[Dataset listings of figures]
## Begin

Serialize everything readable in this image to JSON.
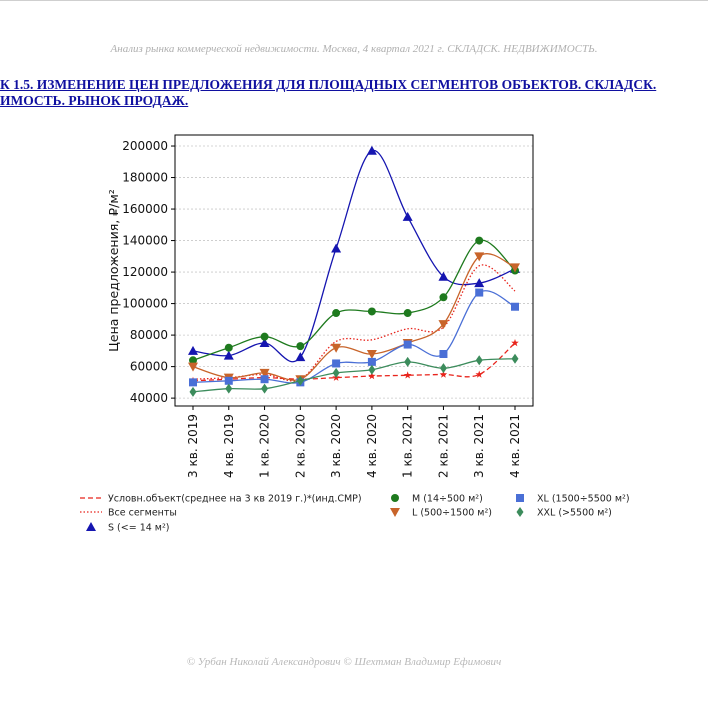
{
  "page": {
    "header": "Анализ рынка коммерческой недвижимости.   Москва,  4 квартал 2021 г.   СКЛАДСК. НЕДВИЖИМОСТЬ.",
    "caption_line1": "К 1.5. ИЗМЕНЕНИЕ ЦЕН ПРЕДЛОЖЕНИЯ ДЛЯ ПЛОЩАДНЫХ СЕГМЕНТОВ ОБЪЕКТОВ. СКЛАДСК.",
    "caption_line2": "ИМОСТЬ. РЫНОК ПРОДАЖ.",
    "footer": "© Урбан Николай Александрович   © Шехтман Владимир Ефимович"
  },
  "chart_data": {
    "type": "line",
    "ylabel": "Цена предложения, ₽/м²",
    "xlabel": "",
    "ylim": [
      35000,
      207000
    ],
    "yticks": [
      40000,
      60000,
      80000,
      100000,
      120000,
      140000,
      160000,
      180000,
      200000
    ],
    "ytick_labels": [
      "40000",
      "60000",
      "80000",
      "100000",
      "120000",
      "140000",
      "160000",
      "180000",
      "200000"
    ],
    "grid": "horizontal dotted",
    "legend_placement": "below",
    "categories": [
      "3 кв. 2019",
      "4 кв. 2019",
      "1 кв. 2020",
      "2 кв. 2020",
      "3 кв. 2020",
      "4 кв. 2020",
      "1 кв. 2021",
      "2 кв. 2021",
      "3 кв. 2021",
      "4 кв. 2021"
    ],
    "series": [
      {
        "name": "Условн.объект(среднее на 3 кв 2019 г.)*(инд.СМР)",
        "color": "#e8241c",
        "style": "dashed",
        "marker": "star",
        "values": [
          51000,
          52000,
          53000,
          52000,
          53000,
          54000,
          54500,
          55000,
          55000,
          75000
        ]
      },
      {
        "name": "Все сегменты",
        "color": "#e8241c",
        "style": "dotted",
        "marker": "none",
        "values": [
          52000,
          53000,
          55000,
          52000,
          76000,
          77000,
          84000,
          85000,
          124000,
          108000
        ]
      },
      {
        "name": "S (<= 14 м²)",
        "color": "#1515b0",
        "style": "solid",
        "marker": "triangle-up",
        "values": [
          70000,
          67000,
          75000,
          66000,
          135000,
          197000,
          155000,
          117000,
          113000,
          122000
        ]
      },
      {
        "name": "M (14÷500 м²)",
        "color": "#1e7a1e",
        "style": "solid",
        "marker": "circle",
        "values": [
          64000,
          72000,
          79000,
          73000,
          94000,
          95000,
          94000,
          104000,
          140000,
          121000
        ]
      },
      {
        "name": "L (500÷1500 м²)",
        "color": "#c8642a",
        "style": "solid",
        "marker": "triangle-down",
        "values": [
          60000,
          53000,
          56000,
          52000,
          72000,
          68000,
          75000,
          87000,
          130000,
          123000
        ]
      },
      {
        "name": "XL (1500÷5500 м²)",
        "color": "#4a6fd6",
        "style": "solid",
        "marker": "square",
        "values": [
          50000,
          51000,
          52000,
          50000,
          62000,
          63000,
          74000,
          68000,
          107000,
          98000
        ]
      },
      {
        "name": "XXL (>5500 м²)",
        "color": "#3c8c5c",
        "style": "solid",
        "marker": "diamond",
        "values": [
          44000,
          46000,
          46000,
          51000,
          56000,
          58000,
          63000,
          59000,
          64000,
          65000
        ]
      }
    ]
  }
}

## End

→ **TASK DESCRIPTION**:
Find each line holding the string "dotted" and copy it out.

→ **SOLUTION TO THIS TASK**:
    "grid": "horizontal dotted",
        "style": "dotted",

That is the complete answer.